Look through the records below, and copy out every line that holds the string "Business".

Begin Extracted data

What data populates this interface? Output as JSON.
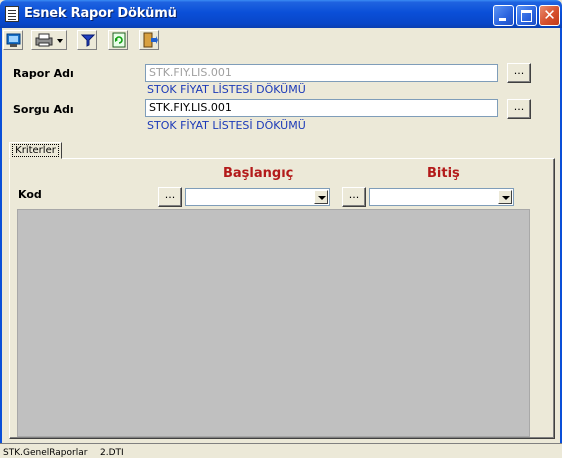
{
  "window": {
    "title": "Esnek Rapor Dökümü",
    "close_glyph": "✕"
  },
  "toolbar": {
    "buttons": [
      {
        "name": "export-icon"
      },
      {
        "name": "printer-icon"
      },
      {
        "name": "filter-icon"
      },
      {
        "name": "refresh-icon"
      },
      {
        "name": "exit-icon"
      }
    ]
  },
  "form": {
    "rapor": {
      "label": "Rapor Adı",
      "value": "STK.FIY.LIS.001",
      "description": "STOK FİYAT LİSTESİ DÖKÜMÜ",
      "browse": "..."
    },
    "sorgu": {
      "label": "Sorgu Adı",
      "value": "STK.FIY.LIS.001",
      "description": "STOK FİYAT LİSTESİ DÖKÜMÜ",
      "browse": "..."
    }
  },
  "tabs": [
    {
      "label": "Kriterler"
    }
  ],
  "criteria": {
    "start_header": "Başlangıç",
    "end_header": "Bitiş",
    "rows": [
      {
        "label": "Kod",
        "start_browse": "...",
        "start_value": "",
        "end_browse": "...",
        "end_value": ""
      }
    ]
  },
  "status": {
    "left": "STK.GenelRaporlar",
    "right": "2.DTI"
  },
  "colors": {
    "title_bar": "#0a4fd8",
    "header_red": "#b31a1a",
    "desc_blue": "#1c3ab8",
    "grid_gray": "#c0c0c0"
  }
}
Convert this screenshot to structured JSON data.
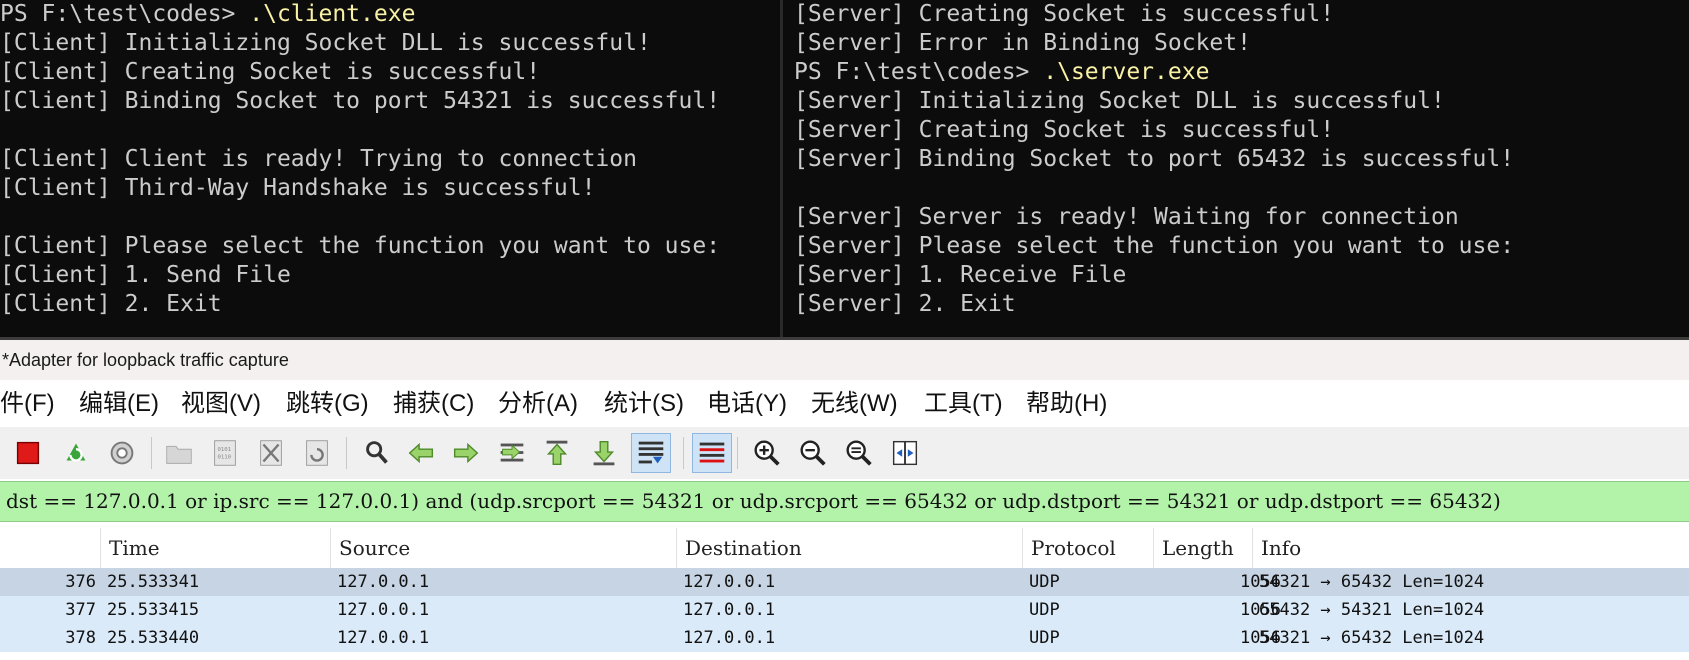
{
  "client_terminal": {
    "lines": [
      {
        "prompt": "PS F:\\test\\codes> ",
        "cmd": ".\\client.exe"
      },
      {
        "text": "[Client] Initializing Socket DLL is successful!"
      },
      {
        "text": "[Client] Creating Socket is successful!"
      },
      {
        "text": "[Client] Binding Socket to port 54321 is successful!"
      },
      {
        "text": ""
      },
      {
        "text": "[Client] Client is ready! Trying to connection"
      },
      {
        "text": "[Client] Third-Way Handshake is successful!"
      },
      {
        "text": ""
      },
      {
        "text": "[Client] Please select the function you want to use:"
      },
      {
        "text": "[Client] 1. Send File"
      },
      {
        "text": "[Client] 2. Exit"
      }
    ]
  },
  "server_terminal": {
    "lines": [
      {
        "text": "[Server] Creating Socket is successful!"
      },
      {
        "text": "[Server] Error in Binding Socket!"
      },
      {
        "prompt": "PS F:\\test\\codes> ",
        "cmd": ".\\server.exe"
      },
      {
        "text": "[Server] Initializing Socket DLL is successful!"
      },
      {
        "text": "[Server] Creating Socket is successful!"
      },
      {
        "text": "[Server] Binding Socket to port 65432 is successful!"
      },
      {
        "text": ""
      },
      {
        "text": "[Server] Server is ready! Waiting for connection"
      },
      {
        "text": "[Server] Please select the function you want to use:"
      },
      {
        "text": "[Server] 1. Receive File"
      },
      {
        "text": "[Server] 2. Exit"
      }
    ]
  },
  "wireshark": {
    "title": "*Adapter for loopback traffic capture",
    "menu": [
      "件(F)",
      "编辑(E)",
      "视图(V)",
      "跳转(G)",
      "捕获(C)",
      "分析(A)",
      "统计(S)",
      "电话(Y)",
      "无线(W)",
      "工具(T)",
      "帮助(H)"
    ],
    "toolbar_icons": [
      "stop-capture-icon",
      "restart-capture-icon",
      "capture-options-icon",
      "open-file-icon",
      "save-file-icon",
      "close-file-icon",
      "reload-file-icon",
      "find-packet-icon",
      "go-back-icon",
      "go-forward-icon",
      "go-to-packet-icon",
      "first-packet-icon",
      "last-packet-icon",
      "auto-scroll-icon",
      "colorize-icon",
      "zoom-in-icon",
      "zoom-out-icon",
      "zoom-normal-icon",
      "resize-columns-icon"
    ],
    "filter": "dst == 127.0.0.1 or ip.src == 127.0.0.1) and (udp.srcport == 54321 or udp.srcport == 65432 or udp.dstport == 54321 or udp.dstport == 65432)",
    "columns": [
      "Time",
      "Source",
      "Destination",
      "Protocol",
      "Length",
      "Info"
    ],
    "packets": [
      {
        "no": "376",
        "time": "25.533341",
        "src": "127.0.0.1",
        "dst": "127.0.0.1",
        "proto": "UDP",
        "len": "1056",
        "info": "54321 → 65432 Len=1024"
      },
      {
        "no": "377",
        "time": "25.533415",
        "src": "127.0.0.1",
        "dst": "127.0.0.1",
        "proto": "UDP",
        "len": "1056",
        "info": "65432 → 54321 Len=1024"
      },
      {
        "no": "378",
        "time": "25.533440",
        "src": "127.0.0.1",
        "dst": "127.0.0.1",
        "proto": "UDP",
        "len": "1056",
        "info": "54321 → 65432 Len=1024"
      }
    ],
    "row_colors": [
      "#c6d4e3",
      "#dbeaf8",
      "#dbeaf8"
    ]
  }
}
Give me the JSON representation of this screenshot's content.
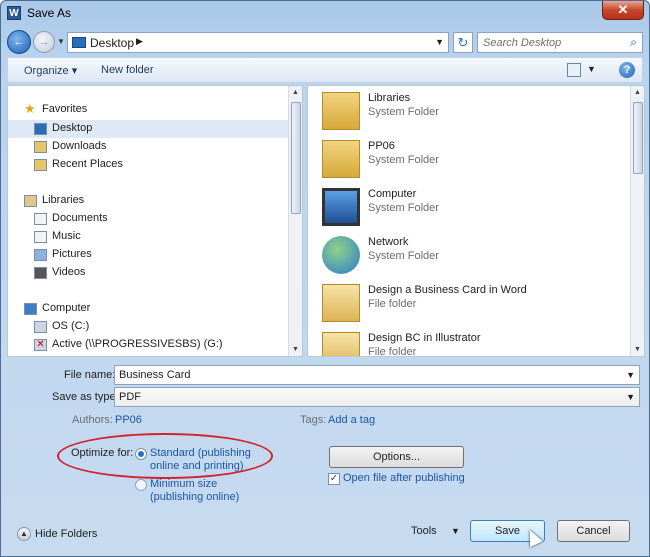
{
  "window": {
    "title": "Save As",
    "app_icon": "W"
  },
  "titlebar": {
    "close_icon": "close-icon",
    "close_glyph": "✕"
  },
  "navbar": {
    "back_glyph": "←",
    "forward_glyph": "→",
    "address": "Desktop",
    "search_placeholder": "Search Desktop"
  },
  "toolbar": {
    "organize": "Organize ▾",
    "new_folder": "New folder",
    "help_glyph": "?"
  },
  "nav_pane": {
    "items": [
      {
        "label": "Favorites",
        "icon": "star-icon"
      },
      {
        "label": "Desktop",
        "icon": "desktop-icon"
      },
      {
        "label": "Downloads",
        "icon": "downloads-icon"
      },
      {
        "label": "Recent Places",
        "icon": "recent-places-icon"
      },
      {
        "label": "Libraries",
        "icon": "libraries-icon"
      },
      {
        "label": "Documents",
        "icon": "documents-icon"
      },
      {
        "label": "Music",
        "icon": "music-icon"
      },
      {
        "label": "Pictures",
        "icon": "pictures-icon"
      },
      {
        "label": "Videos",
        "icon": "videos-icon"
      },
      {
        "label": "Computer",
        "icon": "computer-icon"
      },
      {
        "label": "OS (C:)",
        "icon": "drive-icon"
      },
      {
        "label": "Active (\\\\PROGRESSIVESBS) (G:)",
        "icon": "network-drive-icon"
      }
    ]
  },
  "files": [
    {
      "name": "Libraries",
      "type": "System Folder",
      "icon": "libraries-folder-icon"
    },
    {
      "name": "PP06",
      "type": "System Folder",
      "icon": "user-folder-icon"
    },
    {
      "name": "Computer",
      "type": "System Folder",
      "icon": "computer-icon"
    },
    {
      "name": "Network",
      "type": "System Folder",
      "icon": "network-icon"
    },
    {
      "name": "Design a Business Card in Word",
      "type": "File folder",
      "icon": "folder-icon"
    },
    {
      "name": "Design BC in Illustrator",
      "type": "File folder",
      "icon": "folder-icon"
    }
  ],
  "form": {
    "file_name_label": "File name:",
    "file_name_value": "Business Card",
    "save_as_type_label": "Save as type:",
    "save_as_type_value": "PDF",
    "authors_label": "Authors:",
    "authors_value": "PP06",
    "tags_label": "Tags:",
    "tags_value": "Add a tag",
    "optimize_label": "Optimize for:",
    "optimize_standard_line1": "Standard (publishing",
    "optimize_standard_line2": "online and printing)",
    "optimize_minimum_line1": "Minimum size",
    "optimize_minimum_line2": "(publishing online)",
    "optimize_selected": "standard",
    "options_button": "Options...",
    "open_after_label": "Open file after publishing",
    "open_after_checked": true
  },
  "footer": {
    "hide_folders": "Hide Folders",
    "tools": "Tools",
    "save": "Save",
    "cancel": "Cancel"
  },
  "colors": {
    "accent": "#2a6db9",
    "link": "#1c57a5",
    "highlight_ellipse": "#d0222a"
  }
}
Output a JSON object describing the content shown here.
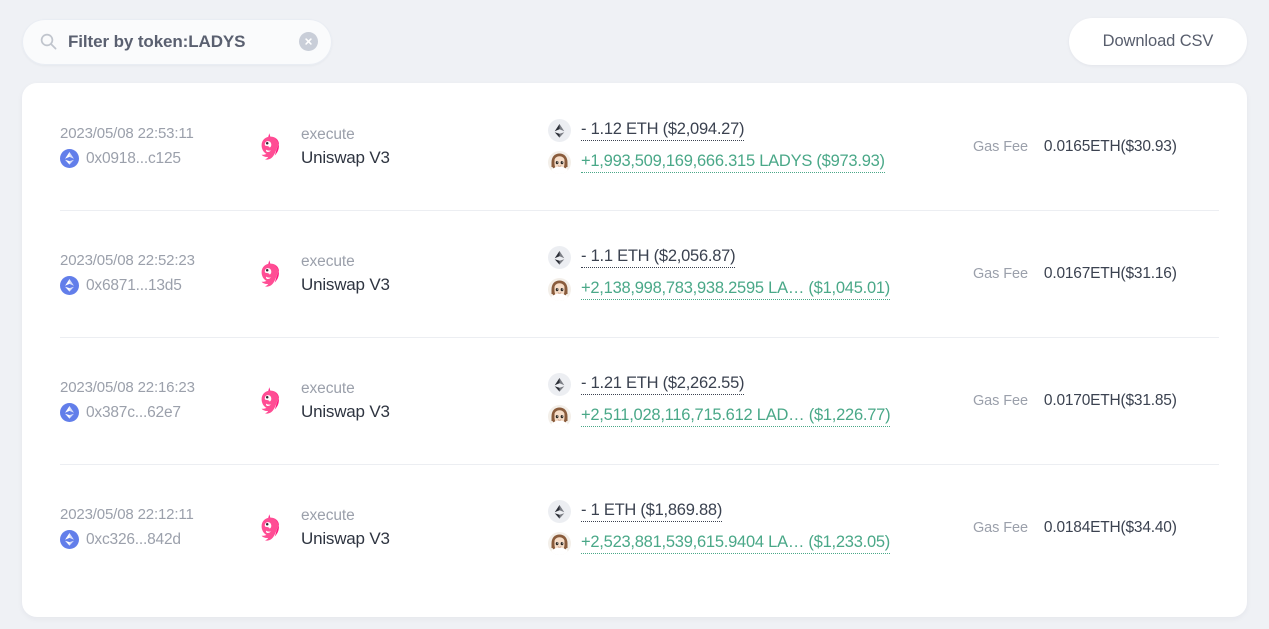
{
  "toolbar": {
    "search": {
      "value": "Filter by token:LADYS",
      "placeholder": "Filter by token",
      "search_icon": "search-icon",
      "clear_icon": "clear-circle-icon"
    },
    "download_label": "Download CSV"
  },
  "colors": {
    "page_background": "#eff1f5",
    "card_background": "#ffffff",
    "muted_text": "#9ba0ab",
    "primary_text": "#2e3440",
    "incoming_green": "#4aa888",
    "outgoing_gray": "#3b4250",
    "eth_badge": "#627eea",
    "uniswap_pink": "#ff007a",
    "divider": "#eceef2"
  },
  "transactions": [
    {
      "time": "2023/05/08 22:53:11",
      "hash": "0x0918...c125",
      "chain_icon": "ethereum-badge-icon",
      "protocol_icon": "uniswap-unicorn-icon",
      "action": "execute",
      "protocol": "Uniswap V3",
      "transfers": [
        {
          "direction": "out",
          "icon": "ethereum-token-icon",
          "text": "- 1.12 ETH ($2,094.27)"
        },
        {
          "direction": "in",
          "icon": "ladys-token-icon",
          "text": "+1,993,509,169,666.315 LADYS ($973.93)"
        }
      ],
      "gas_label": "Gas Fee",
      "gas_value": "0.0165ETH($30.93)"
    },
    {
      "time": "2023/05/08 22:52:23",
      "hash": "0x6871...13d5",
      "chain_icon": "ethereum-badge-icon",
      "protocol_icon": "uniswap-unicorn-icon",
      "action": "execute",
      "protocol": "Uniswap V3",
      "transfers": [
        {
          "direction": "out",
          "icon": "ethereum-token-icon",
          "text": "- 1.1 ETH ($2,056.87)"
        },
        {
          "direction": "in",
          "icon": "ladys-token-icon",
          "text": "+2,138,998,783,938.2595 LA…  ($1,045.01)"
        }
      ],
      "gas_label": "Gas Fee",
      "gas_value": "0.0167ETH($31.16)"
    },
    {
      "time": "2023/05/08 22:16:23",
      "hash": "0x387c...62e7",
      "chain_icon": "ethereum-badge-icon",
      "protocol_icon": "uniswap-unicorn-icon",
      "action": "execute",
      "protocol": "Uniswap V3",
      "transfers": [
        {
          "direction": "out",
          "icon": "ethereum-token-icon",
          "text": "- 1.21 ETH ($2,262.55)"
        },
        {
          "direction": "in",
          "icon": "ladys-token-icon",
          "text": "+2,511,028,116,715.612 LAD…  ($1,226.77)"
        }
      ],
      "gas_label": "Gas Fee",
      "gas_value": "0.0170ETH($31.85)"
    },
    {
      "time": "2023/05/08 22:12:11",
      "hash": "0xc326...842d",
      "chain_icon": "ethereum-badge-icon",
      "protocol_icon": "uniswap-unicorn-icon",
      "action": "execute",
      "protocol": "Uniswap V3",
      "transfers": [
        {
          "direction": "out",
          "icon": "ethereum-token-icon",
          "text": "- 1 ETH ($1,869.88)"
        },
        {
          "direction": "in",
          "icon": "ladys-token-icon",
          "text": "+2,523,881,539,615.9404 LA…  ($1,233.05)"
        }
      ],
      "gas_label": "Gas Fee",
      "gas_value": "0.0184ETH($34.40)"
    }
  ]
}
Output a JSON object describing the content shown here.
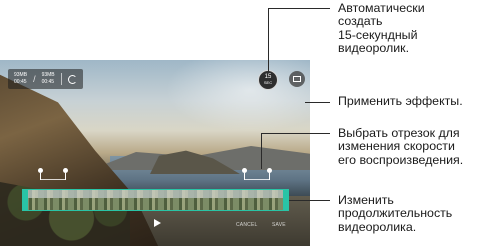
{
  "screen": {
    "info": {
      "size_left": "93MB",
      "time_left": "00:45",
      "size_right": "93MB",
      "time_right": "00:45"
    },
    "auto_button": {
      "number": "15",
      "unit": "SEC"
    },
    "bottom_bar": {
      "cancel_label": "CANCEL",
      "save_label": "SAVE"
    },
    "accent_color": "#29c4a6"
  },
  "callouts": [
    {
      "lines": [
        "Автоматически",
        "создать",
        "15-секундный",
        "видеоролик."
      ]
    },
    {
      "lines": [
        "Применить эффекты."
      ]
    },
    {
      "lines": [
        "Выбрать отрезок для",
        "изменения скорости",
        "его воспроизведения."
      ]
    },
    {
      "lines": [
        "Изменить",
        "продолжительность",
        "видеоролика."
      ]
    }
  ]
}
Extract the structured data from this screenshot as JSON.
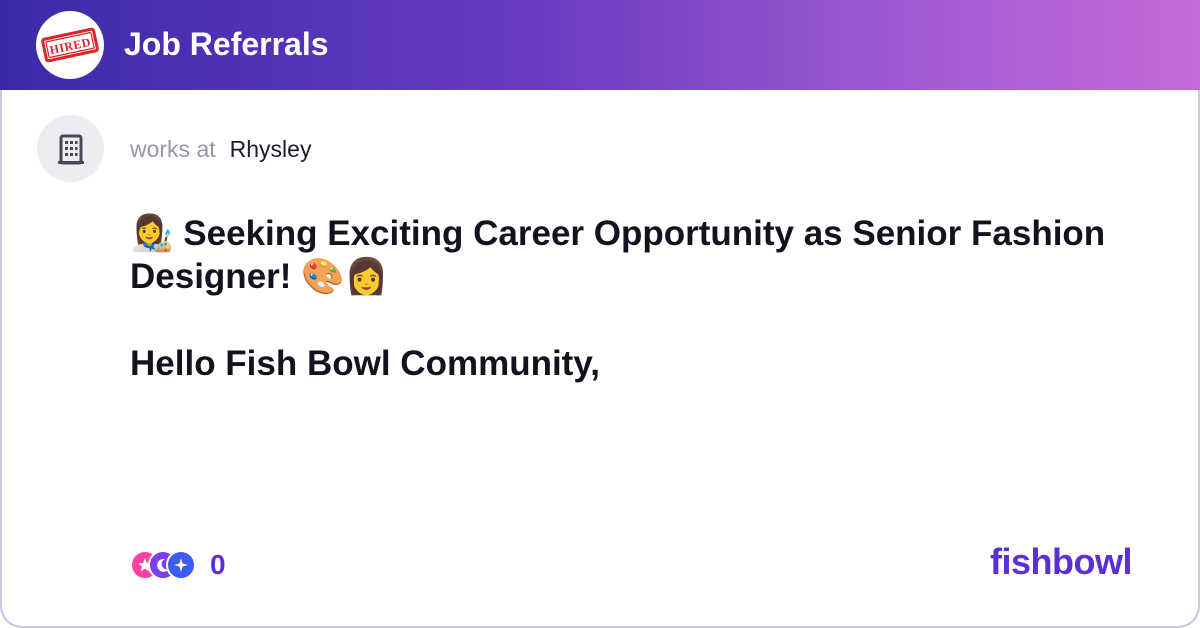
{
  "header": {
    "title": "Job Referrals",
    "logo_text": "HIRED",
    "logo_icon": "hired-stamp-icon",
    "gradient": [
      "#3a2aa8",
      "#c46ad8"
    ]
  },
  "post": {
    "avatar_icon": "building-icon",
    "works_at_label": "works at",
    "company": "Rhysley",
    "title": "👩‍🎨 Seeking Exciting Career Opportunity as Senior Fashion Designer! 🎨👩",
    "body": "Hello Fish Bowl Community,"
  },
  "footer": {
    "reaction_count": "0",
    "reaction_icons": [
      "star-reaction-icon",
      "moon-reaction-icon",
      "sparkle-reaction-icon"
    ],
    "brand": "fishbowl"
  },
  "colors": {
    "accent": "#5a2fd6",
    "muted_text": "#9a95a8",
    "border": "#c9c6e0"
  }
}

End Extracted data

● Response to the exercise
      "name": "Design a Business Card in Word",
    "file_name_value": "Business Card",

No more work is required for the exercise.